::: Data supplied :::

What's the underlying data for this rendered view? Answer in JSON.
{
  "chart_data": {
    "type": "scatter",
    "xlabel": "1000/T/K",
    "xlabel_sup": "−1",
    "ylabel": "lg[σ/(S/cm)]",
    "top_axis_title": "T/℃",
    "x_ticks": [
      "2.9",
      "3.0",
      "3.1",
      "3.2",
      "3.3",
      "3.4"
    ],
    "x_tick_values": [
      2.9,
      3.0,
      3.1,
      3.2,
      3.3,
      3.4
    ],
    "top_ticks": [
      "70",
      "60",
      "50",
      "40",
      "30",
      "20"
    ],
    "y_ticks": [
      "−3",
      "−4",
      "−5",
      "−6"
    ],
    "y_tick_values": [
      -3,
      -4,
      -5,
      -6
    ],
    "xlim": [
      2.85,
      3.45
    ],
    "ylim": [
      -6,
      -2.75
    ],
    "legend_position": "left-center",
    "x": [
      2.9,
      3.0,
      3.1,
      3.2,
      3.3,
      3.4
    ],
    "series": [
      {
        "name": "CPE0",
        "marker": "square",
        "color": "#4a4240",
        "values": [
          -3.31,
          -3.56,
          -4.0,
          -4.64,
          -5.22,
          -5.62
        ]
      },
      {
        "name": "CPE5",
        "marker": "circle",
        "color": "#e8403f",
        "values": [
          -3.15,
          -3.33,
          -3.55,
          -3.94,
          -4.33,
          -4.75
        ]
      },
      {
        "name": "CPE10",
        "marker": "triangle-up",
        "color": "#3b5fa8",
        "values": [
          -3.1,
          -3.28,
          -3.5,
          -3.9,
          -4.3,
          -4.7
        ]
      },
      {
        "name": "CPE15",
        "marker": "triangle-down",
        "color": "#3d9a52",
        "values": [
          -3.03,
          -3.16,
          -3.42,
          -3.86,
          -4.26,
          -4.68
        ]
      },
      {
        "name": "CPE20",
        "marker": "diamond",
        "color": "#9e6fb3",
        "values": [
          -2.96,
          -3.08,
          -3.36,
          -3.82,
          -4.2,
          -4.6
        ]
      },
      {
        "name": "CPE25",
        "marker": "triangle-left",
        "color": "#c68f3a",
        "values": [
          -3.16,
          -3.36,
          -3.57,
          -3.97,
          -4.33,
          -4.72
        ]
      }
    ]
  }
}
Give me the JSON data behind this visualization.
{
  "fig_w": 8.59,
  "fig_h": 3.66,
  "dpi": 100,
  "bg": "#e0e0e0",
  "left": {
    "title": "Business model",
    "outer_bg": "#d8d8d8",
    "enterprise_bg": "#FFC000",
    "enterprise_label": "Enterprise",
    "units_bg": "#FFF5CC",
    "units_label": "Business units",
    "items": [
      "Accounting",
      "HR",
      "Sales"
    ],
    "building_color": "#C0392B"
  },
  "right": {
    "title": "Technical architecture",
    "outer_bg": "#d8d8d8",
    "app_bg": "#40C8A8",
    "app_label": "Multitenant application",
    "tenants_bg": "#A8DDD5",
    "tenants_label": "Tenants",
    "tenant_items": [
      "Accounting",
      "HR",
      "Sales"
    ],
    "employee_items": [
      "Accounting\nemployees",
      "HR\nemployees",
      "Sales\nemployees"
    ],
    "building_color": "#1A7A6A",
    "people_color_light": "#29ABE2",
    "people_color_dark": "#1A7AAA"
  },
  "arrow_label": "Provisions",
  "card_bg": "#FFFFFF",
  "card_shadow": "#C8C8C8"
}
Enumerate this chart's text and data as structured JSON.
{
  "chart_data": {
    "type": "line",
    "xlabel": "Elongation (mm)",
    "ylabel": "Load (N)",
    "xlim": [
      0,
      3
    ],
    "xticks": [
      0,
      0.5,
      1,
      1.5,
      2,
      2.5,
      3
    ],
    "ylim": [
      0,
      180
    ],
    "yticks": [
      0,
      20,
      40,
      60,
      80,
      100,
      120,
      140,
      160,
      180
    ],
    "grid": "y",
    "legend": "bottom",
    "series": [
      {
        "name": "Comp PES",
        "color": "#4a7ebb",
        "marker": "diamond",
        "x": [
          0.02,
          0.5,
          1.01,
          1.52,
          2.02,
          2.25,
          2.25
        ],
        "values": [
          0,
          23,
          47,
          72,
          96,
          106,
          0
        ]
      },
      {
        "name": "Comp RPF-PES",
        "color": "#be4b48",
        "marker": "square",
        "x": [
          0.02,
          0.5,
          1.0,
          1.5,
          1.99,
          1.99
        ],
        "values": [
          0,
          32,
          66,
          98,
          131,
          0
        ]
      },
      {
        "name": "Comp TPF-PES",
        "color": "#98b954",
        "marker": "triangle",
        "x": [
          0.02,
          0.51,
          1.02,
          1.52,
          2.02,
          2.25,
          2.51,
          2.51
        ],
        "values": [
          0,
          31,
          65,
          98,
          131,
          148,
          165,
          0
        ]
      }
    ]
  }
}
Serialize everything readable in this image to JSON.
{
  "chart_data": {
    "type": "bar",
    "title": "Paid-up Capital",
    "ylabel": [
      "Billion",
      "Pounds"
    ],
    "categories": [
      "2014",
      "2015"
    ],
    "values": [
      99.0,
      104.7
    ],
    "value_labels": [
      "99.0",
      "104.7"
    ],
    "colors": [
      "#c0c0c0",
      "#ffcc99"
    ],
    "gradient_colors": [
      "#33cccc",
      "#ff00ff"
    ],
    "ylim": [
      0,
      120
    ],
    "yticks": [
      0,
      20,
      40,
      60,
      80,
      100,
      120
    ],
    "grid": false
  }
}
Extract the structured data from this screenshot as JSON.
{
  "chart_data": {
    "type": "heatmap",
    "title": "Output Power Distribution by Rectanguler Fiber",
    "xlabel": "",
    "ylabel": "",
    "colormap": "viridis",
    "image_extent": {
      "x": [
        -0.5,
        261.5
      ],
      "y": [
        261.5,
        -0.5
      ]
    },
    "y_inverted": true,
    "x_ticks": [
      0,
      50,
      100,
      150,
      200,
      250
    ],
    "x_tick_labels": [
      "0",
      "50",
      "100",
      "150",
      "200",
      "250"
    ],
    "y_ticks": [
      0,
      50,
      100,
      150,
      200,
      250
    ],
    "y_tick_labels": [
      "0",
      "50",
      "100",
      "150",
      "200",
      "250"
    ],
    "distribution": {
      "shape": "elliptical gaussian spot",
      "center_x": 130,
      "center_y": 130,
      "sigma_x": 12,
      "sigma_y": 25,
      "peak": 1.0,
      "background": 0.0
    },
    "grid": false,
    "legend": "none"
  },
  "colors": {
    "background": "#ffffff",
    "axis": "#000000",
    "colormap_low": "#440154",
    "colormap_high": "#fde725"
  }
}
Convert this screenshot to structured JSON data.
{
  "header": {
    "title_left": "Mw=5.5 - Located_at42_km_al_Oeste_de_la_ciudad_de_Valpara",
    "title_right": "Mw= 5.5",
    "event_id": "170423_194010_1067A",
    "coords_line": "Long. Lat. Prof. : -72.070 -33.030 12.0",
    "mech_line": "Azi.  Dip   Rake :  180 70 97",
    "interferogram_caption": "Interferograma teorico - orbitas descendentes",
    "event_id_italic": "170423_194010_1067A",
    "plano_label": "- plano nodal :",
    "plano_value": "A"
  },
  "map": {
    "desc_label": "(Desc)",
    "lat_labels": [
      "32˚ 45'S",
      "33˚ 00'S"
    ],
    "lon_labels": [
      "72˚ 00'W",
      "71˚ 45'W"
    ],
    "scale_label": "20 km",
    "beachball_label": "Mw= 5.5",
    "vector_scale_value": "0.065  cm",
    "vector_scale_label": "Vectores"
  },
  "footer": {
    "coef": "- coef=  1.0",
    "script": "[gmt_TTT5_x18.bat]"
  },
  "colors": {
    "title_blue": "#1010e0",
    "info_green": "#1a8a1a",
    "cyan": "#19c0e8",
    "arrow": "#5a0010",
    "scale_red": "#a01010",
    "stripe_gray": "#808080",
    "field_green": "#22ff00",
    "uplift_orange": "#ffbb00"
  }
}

:::

Problem statement: Show the lines of the records that include the string "marker".

Final result:
        "marker": "square",
        "marker": "circle",
        "marker": "triangle-up",
        "marker": "triangle-down",
        "marker": "diamond",
        "marker": "triangle-left",
        "marker": "diamond",
        "marker": "square",
        "marker": "triangle",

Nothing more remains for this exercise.